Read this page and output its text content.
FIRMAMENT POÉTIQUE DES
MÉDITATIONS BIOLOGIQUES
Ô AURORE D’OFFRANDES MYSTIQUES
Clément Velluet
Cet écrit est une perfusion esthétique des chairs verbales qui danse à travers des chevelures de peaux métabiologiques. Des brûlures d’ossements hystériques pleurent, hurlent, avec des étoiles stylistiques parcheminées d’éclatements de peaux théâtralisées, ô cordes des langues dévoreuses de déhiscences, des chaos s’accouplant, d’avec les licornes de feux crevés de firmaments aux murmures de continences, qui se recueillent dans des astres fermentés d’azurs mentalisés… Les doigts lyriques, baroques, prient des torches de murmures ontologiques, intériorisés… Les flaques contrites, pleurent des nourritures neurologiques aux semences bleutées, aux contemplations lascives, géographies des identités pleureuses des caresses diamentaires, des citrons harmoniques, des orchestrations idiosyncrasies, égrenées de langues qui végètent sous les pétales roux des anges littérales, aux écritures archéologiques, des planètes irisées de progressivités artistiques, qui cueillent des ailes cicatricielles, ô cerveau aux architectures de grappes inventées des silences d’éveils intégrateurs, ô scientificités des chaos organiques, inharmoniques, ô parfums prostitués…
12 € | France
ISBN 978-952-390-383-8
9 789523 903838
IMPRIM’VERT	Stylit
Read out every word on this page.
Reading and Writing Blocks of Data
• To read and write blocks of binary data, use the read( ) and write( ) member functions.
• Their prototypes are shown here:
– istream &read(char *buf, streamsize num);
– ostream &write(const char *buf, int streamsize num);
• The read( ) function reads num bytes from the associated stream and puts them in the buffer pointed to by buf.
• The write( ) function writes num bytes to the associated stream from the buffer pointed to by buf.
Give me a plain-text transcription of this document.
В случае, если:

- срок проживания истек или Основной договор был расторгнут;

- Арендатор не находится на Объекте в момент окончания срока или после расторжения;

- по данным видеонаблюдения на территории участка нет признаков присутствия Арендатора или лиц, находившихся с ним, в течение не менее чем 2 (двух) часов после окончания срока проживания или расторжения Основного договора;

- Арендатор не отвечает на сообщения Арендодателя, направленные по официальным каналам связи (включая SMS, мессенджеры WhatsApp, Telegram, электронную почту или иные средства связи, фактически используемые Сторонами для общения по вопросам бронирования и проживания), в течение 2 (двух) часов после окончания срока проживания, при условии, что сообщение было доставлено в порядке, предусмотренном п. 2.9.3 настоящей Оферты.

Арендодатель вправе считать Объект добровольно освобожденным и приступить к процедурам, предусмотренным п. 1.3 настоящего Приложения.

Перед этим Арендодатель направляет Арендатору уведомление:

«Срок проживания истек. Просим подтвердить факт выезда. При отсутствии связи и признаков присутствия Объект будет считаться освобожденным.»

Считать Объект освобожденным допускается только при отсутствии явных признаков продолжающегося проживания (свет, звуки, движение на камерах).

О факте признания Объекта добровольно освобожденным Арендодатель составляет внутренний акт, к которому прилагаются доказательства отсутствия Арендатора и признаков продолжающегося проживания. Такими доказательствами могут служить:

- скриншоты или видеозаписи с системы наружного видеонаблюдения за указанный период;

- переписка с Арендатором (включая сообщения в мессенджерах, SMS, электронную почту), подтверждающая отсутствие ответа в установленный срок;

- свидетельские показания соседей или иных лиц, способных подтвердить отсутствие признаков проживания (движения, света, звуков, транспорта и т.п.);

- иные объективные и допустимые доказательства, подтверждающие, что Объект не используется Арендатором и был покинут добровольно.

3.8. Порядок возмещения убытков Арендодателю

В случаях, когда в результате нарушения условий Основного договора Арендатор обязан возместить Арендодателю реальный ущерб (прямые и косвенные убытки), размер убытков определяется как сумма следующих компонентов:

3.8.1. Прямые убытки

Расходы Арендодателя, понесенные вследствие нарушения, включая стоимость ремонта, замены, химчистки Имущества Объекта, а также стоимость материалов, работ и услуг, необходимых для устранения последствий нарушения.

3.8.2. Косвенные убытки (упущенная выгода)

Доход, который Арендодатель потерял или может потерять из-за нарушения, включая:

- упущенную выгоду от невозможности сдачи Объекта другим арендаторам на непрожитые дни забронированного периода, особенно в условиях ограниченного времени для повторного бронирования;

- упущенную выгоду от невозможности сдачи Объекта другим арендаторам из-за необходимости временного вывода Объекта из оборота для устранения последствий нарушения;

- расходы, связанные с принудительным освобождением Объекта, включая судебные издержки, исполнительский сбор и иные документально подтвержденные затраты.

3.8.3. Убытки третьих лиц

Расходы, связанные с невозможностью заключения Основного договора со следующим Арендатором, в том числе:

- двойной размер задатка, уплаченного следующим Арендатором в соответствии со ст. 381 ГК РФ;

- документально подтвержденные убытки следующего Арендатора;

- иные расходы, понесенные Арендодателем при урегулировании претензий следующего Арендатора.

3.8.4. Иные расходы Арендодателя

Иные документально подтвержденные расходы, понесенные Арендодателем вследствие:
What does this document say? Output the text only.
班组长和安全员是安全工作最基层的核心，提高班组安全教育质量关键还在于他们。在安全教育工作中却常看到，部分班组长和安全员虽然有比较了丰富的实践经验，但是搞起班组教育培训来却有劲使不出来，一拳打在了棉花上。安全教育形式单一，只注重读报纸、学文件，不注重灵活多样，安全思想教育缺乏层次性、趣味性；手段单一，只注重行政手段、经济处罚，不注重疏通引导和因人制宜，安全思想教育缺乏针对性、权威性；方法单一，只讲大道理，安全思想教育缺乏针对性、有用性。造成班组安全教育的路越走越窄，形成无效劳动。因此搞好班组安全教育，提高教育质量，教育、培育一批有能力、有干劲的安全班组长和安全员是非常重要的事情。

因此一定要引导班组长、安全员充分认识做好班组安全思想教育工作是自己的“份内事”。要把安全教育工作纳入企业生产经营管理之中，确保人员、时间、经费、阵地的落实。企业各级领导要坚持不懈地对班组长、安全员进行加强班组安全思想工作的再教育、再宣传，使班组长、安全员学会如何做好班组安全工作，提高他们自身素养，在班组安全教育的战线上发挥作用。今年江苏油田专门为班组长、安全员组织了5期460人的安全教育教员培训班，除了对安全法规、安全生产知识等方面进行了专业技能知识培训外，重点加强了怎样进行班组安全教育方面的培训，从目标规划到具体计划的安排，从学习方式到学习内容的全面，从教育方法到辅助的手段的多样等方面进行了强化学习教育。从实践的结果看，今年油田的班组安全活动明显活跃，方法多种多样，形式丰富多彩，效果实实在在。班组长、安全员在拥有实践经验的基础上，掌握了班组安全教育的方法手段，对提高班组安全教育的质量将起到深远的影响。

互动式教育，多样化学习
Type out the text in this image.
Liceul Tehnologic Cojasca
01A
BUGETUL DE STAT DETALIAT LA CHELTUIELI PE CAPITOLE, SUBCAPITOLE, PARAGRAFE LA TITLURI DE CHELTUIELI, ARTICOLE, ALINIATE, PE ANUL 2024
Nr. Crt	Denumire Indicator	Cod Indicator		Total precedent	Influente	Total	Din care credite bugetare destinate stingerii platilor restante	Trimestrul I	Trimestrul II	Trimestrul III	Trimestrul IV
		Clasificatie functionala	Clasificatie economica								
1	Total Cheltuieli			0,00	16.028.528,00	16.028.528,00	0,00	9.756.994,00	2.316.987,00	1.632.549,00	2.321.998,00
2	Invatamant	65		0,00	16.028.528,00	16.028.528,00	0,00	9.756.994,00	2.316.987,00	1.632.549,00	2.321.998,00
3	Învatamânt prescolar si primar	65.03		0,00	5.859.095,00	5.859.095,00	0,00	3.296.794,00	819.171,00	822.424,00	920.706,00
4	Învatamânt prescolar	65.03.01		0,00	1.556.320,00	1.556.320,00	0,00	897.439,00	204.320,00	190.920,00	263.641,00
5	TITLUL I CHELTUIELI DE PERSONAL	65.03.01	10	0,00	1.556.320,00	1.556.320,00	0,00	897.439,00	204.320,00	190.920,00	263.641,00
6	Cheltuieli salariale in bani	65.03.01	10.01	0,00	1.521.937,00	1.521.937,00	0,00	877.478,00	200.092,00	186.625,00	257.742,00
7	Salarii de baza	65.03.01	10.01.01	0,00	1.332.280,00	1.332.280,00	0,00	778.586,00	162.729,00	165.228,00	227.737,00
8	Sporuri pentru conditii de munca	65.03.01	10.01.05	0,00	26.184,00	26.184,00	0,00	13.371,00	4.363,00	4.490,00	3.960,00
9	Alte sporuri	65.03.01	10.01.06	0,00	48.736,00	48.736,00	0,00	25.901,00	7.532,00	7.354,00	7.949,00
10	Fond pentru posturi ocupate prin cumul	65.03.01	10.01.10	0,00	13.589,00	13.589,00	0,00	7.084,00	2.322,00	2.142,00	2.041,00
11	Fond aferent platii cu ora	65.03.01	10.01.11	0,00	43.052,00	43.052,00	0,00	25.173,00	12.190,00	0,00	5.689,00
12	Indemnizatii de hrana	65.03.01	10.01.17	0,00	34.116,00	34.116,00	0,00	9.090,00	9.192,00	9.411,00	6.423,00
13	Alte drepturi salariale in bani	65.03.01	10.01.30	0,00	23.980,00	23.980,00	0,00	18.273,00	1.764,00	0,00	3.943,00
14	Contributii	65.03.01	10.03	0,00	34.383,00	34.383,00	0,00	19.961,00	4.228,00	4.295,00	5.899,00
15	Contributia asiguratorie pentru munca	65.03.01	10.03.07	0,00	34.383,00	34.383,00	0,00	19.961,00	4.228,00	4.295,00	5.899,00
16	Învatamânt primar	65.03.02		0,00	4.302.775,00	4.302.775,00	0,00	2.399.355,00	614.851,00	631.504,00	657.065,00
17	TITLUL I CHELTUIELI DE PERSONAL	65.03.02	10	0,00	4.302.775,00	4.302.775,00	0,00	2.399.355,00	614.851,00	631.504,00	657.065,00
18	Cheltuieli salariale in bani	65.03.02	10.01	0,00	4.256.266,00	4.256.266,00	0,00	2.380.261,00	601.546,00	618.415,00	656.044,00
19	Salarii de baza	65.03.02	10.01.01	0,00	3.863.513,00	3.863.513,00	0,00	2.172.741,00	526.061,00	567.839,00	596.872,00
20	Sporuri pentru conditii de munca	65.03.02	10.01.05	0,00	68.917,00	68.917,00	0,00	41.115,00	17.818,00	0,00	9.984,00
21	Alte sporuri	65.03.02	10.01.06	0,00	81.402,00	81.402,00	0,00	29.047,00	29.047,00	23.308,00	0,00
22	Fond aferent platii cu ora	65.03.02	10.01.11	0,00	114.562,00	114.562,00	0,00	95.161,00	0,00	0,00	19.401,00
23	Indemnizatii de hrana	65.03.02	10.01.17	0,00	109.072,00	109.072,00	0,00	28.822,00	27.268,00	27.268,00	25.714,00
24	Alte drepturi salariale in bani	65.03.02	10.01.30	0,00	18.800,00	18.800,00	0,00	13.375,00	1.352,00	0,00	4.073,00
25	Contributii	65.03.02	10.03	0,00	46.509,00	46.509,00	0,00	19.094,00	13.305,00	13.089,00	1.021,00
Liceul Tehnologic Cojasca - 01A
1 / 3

----------------------------------------

Task details: Identify the lines in the entries above that contain "размер", then copy them out.

Solution:
В случаях, когда в результате нарушения условий Основного договора Арендатор обязан возместить Арендодателю реальный ущерб (прямые и косвенные убытки), размер убытков определяется как сумма следующих компонентов:
- двойной размер задатка, уплаченного следующим Арендатором в соответствии со ст. 381 ГК РФ;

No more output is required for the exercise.